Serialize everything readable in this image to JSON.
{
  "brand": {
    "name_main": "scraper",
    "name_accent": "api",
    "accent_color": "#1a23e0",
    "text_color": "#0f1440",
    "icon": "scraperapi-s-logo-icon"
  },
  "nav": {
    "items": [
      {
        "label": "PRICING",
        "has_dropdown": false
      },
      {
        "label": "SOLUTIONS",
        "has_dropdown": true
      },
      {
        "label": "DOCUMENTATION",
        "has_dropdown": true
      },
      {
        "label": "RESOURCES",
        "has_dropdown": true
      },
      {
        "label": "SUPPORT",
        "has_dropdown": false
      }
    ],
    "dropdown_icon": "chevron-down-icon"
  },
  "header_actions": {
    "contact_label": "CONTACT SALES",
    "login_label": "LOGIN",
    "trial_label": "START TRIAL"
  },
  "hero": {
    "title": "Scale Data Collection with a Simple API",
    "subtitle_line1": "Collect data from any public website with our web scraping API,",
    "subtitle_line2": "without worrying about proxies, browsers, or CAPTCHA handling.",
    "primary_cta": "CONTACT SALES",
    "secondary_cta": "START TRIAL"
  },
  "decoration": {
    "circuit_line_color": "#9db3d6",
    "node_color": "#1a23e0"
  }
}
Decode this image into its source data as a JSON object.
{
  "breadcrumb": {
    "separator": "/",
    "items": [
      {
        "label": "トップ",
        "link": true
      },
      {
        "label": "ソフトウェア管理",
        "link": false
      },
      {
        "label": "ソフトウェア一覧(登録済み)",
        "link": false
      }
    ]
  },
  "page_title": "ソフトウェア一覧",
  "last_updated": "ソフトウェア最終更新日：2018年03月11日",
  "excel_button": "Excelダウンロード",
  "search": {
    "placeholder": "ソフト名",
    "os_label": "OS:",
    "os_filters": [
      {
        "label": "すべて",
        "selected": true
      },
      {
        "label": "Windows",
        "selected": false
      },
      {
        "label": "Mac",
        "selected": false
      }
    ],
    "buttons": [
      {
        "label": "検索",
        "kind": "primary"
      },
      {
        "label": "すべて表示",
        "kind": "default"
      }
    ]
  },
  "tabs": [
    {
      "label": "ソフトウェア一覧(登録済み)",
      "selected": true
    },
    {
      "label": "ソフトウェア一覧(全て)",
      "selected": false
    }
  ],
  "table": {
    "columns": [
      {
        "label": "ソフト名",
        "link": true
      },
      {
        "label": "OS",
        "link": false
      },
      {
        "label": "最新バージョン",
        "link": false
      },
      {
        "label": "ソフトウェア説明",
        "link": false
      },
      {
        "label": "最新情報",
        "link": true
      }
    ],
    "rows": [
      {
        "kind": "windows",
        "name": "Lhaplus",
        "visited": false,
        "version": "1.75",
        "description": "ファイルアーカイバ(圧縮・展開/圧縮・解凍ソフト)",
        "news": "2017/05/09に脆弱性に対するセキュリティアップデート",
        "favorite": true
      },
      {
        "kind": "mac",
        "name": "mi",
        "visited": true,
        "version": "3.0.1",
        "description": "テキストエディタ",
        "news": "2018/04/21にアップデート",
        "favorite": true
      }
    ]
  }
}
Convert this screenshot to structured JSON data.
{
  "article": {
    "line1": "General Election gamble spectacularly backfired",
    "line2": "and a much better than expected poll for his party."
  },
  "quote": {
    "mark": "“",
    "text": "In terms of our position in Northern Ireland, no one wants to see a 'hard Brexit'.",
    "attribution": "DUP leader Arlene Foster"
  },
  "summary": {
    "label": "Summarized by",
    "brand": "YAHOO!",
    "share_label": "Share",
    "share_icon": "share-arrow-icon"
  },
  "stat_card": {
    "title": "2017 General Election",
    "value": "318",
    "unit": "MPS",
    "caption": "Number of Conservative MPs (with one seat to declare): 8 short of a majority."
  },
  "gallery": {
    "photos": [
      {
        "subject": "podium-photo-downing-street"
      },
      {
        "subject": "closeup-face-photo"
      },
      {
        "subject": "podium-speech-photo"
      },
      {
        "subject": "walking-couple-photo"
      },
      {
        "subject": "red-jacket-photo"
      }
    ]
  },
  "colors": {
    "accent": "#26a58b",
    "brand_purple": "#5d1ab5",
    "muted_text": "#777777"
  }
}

● Work to complete: All lines from the one that contains "Convert this screenshot" through the end of the material are to be quoted exactly, with both ends included.

● Solution for this exercise:
Convert this screenshot to structured JSON data.
{
  "article": {
    "line1": "General Election gamble spectacularly backfired",
    "line2": "and a much better than expected poll for his party."
  },
  "quote": {
    "mark": "“",
    "text": "In terms of our position in Northern Ireland, no one wants to see a 'hard Brexit'.",
    "attribution": "DUP leader Arlene Foster"
  },
  "summary": {
    "label": "Summarized by",
    "brand": "YAHOO!",
    "share_label": "Share",
    "share_icon": "share-arrow-icon"
  },
  "stat_card": {
    "title": "2017 General Election",
    "value": "318",
    "unit": "MPS",
    "caption": "Number of Conservative MPs (with one seat to declare): 8 short of a majority."
  },
  "gallery": {
    "photos": [
      {
        "subject": "podium-photo-downing-street"
      },
      {
        "subject": "closeup-face-photo"
      },
      {
        "subject": "podium-speech-photo"
      },
      {
        "subject": "walking-couple-photo"
      },
      {
        "subject": "red-jacket-photo"
      }
    ]
  },
  "colors": {
    "accent": "#26a58b",
    "brand_purple": "#5d1ab5",
    "muted_text": "#777777"
  }
}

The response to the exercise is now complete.